Records that describe figures:

....................

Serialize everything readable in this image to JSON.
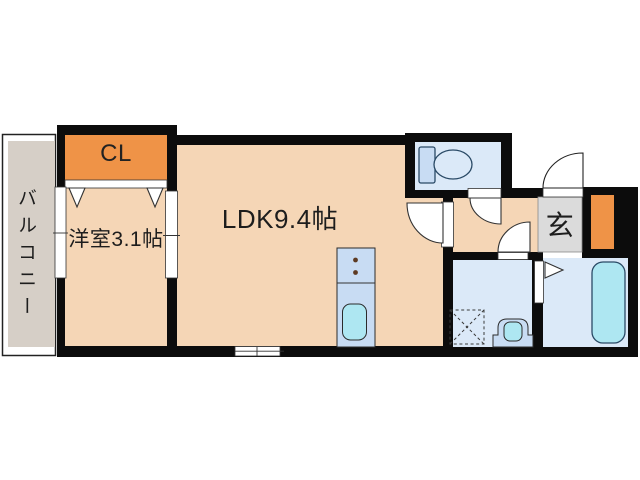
{
  "floor_plan": {
    "balcony": {
      "label": "バルコニー"
    },
    "closet": {
      "label": "CL"
    },
    "western_room": {
      "label": "洋室3.1帖"
    },
    "ldk": {
      "label": "LDK9.4帖"
    },
    "entrance": {
      "label": "玄"
    },
    "fixtures": {
      "toilet": "toilet-icon",
      "bathtub": "bathtub-icon",
      "kitchen_sink": "kitchen-sink-icon",
      "stove_burners": "stove-burners-icon",
      "washbasin": "washbasin-icon",
      "washer_pan": "washing-machine-pan-icon",
      "closet_folding_doors": "folding-door-icon",
      "entry_door": "swing-door-icon"
    },
    "colors": {
      "wall": "#0c0c0c",
      "room_floor": "#f5d6b6",
      "closet_accent": "#ef9347",
      "wet_floor": "#dbe9f8",
      "fixture_blue": "#c8dcf3",
      "water_cyan": "#aee7f2",
      "balcony_grey": "#d6cfc7",
      "entrance_grey": "#dbdbdb",
      "sanitary_outline": "#2a4a66"
    }
  }
}
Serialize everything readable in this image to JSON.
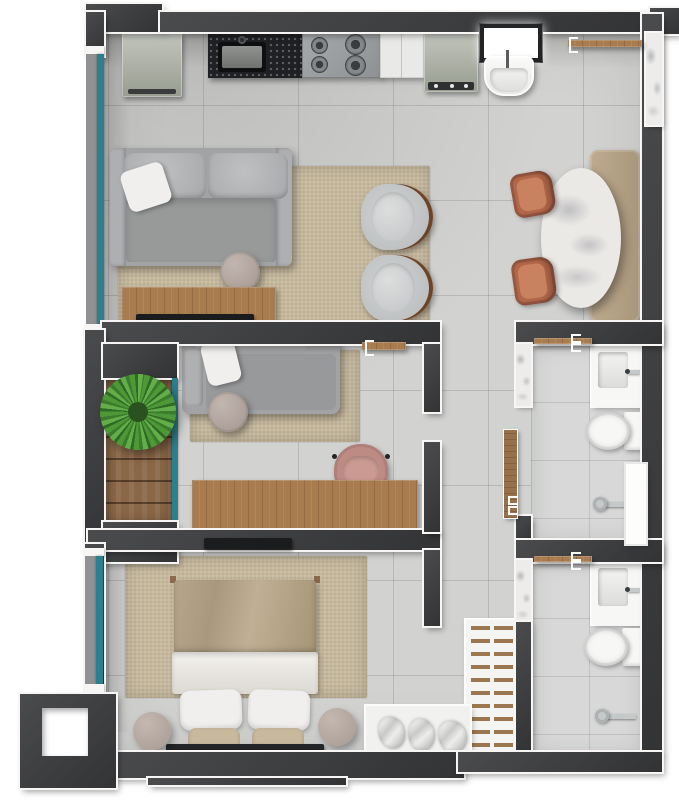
{
  "app": {
    "type": "floor-plan-render",
    "view": "top-down-3d",
    "canvas": {
      "w": 679,
      "h": 800
    }
  },
  "palette": {
    "bg": "#ffffff",
    "wall": "#3f4042",
    "trim": "#f7f6f4",
    "floor": "#d2d2d1",
    "bath_floor": "#d7d8d7",
    "rug": "#c6b99e",
    "wood": "#a97c50",
    "deck": "#8a6747",
    "marble": "#edecea",
    "glass": "#2c7f8d",
    "glass_frame": "#8f9193",
    "fixture_white": "#f7f7f6",
    "fridge": "#adb2a5",
    "granite": "#1f2023",
    "stove": "#9da0a2",
    "counter_white": "#e9e9e8",
    "sofa": "#a2a3a4",
    "pillow_white": "#f0efee",
    "table_round": "#b3a6a1",
    "armchair": "#c6c8c9",
    "armchair_wood": "#6e4426",
    "dining_bench": "#b4a084",
    "dining_chair": "#b3674a",
    "dining_table": "#ebe9e6",
    "chair_pink": "#bd8b84",
    "plant": "#4e9838",
    "plant_dark": "#2f6b24",
    "bed_blanket": "#b4a389",
    "bed_sheet": "#ece9e4",
    "bed_sham": "#c7b89e",
    "headboard": "#242526",
    "ladder_rung": "#9b7750",
    "tv": "#1b1c1d",
    "chrome": "#c6c9ca"
  },
  "rooms": {
    "kitchen": {
      "name": "Kitchen",
      "items": [
        "refrigerator",
        "granite counter with sink",
        "gas cooktop",
        "white counter",
        "washing machine",
        "window",
        "laundry tank"
      ]
    },
    "dining": {
      "name": "Dining area",
      "items": [
        "wall shelf",
        "oval marble table",
        "upholstered bench",
        "2 terracotta chairs",
        "marble accent wall"
      ]
    },
    "living": {
      "name": "Living room",
      "items": [
        "3-seat sofa",
        "area rug",
        "round coffee table",
        "TV console",
        "TV",
        "2 barrel armchairs"
      ]
    },
    "balcony": {
      "name": "Balcony",
      "items": [
        "wood deck",
        "potted palm",
        "glass wall"
      ]
    },
    "office": {
      "name": "Multipurpose room",
      "items": [
        "daybed",
        "area rug",
        "round side table",
        "desk",
        "desk chair",
        "wall shelf"
      ]
    },
    "hallway": {
      "name": "Hallway",
      "items": [
        "wood door leaf"
      ]
    },
    "bathroom1": {
      "name": "Bathroom 1",
      "items": [
        "towel rack",
        "vanity sink",
        "toilet",
        "shower",
        "glass panel",
        "marble strip"
      ]
    },
    "bathroom2": {
      "name": "Bathroom 2",
      "items": [
        "towel rack",
        "vanity sink",
        "toilet",
        "shower",
        "marble strip"
      ]
    },
    "bedroom": {
      "name": "Bedroom",
      "items": [
        "double bed",
        "area rug",
        "2 round nightstands",
        "wall TV",
        "glass window"
      ]
    },
    "closet": {
      "name": "Closet nook",
      "items": [
        "ladder rack",
        "white bench",
        "3 folded towels"
      ]
    },
    "shaft": {
      "name": "Service shaft",
      "items": [
        "open duct"
      ]
    }
  }
}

....................

_Problem statement_.
Copy all the lines of data exactly as they appear, dropping any images.

_Solved problem_.
Serialize everything readable in this image to JSON.
{
  "floor_plan": {
    "balcony": {
      "label": "バルコニー"
    },
    "closet": {
      "label": "CL"
    },
    "western_room": {
      "label": "洋室3.1帖"
    },
    "ldk": {
      "label": "LDK9.4帖"
    },
    "entrance": {
      "label": "玄"
    },
    "fixtures": {
      "toilet": "toilet-icon",
      "bathtub": "bathtub-icon",
      "kitchen_sink": "kitchen-sink-icon",
      "stove_burners": "stove-burners-icon",
      "washbasin": "washbasin-icon",
      "washer_pan": "washing-machine-pan-icon",
      "closet_folding_doors": "folding-door-icon",
      "entry_door": "swing-door-icon"
    },
    "colors": {
      "wall": "#0c0c0c",
      "room_floor": "#f5d6b6",
      "closet_accent": "#ef9347",
      "wet_floor": "#dbe9f8",
      "fixture_blue": "#c8dcf3",
      "water_cyan": "#aee7f2",
      "balcony_grey": "#d6cfc7",
      "entrance_grey": "#dbdbdb",
      "sanitary_outline": "#2a4a66"
    }
  }
}
Serialize everything readable in this image to JSON.
{
  "app": {
    "type": "floor-plan-render",
    "view": "top-down-3d",
    "canvas": {
      "w": 679,
      "h": 800
    }
  },
  "palette": {
    "bg": "#ffffff",
    "wall": "#3f4042",
    "trim": "#f7f6f4",
    "floor": "#d2d2d1",
    "bath_floor": "#d7d8d7",
    "rug": "#c6b99e",
    "wood": "#a97c50",
    "deck": "#8a6747",
    "marble": "#edecea",
    "glass": "#2c7f8d",
    "glass_frame": "#8f9193",
    "fixture_white": "#f7f7f6",
    "fridge": "#adb2a5",
    "granite": "#1f2023",
    "stove": "#9da0a2",
    "counter_white": "#e9e9e8",
    "sofa": "#a2a3a4",
    "pillow_white": "#f0efee",
    "table_round": "#b3a6a1",
    "armchair": "#c6c8c9",
    "armchair_wood": "#6e4426",
    "dining_bench": "#b4a084",
    "dining_chair": "#b3674a",
    "dining_table": "#ebe9e6",
    "chair_pink": "#bd8b84",
    "plant": "#4e9838",
    "plant_dark": "#2f6b24",
    "bed_blanket": "#b4a389",
    "bed_sheet": "#ece9e4",
    "bed_sham": "#c7b89e",
    "headboard": "#242526",
    "ladder_rung": "#9b7750",
    "tv": "#1b1c1d",
    "chrome": "#c6c9ca"
  },
  "rooms": {
    "kitchen": {
      "name": "Kitchen",
      "items": [
        "refrigerator",
        "granite counter with sink",
        "gas cooktop",
        "white counter",
        "washing machine",
        "window",
        "laundry tank"
      ]
    },
    "dining": {
      "name": "Dining area",
      "items": [
        "wall shelf",
        "oval marble table",
        "upholstered bench",
        "2 terracotta chairs",
        "marble accent wall"
      ]
    },
    "living": {
      "name": "Living room",
      "items": [
        "3-seat sofa",
        "area rug",
        "round coffee table",
        "TV console",
        "TV",
        "2 barrel armchairs"
      ]
    },
    "balcony": {
      "name": "Balcony",
      "items": [
        "wood deck",
        "potted palm",
        "glass wall"
      ]
    },
    "office": {
      "name": "Multipurpose room",
      "items": [
        "daybed",
        "area rug",
        "round side table",
        "desk",
        "desk chair",
        "wall shelf"
      ]
    },
    "hallway": {
      "name": "Hallway",
      "items": [
        "wood door leaf"
      ]
    },
    "bathroom1": {
      "name": "Bathroom 1",
      "items": [
        "towel rack",
        "vanity sink",
        "toilet",
        "shower",
        "glass panel",
        "marble strip"
      ]
    },
    "bathroom2": {
      "name": "Bathroom 2",
      "items": [
        "towel rack",
        "vanity sink",
        "toilet",
        "shower",
        "marble strip"
      ]
    },
    "bedroom": {
      "name": "Bedroom",
      "items": [
        "double bed",
        "area rug",
        "2 round nightstands",
        "wall TV",
        "glass window"
      ]
    },
    "closet": {
      "name": "Closet nook",
      "items": [
        "ladder rack",
        "white bench",
        "3 folded towels"
      ]
    },
    "shaft": {
      "name": "Service shaft",
      "items": [
        "open duct"
      ]
    }
  }
}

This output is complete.